# [Challenge]
Copy every line of the items below without changing anything, but leave out the picture lines.

# [Supplied records]
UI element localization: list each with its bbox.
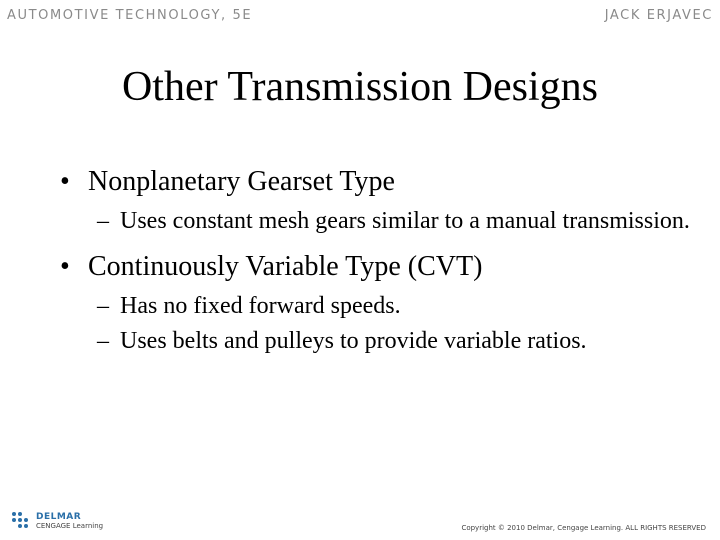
sub-bullet-text: Uses belts and pulleys to provide variable ratios. [120, 328, 587, 354]
sub-bullet-item [60, 292, 700, 321]
bullet-glyph: • [60, 166, 70, 197]
sub-bullet-item [60, 207, 700, 236]
author-header: JACK ERJAVEC [604, 8, 713, 23]
logo-line-2: CENGAGE Learning [36, 522, 104, 530]
dash-glyph: – [97, 208, 109, 234]
dash-glyph: – [97, 293, 109, 319]
bullet-item [60, 165, 700, 199]
bullet-glyph: • [60, 251, 70, 282]
sub-bullet-text: Uses constant mesh gears similar to a manual transmission. [120, 208, 690, 234]
logo-line-1: DELMAR [36, 512, 82, 522]
copyright-notice: Copyright © 2010 Delmar, Cengage Learning. ALL RIGHTS RESERVED [461, 524, 706, 532]
dash-glyph: – [97, 328, 109, 354]
bullet-text: Continuously Variable Type (CVT) [88, 251, 483, 282]
bullet-item [60, 250, 700, 284]
publisher-logo [12, 512, 103, 532]
book-title-header: AUTOMOTIVE TECHNOLOGY, 5E [7, 8, 253, 23]
sub-bullet-text: Has no fixed forward speeds. [120, 293, 401, 319]
sub-bullet-item [60, 327, 700, 356]
bullet-text: Nonplanetary Gearset Type [88, 166, 395, 197]
delmar-logo-icon [12, 512, 32, 532]
slide-title: Other Transmission Designs [121, 64, 599, 110]
bullet-list [60, 165, 700, 356]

# [Result of this task]
UI element localization: list each with its bbox.
sub-bullet-text: Uses belts and pulleys to provide variable ratios. [120, 328, 587, 354]
sub-bullet-item [60, 292, 700, 321]
bullet-glyph: • [60, 166, 70, 197]
sub-bullet-item [60, 207, 700, 236]
author-header: JACK ERJAVEC [604, 8, 713, 23]
logo-line-2: CENGAGE Learning [36, 522, 104, 530]
dash-glyph: – [97, 208, 109, 234]
dash-glyph: – [97, 293, 109, 319]
bullet-item [60, 165, 700, 199]
bullet-glyph: • [60, 251, 70, 282]
sub-bullet-text: Uses constant mesh gears similar to a manual transmission. [120, 208, 690, 234]
logo-line-1: DELMAR [36, 512, 82, 522]
copyright-notice: Copyright © 2010 Delmar, Cengage Learning. ALL RIGHTS RESERVED [461, 524, 706, 532]
dash-glyph: – [97, 328, 109, 354]
bullet-text: Continuously Variable Type (CVT) [88, 251, 483, 282]
bullet-item [60, 250, 700, 284]
publisher-logo [12, 512, 103, 532]
book-title-header: AUTOMOTIVE TECHNOLOGY, 5E [7, 8, 253, 23]
sub-bullet-text: Has no fixed forward speeds. [120, 293, 401, 319]
sub-bullet-item [60, 327, 700, 356]
bullet-text: Nonplanetary Gearset Type [88, 166, 395, 197]
delmar-logo-icon [12, 512, 32, 532]
slide-title: Other Transmission Designs [121, 64, 599, 110]
bullet-list [60, 165, 700, 356]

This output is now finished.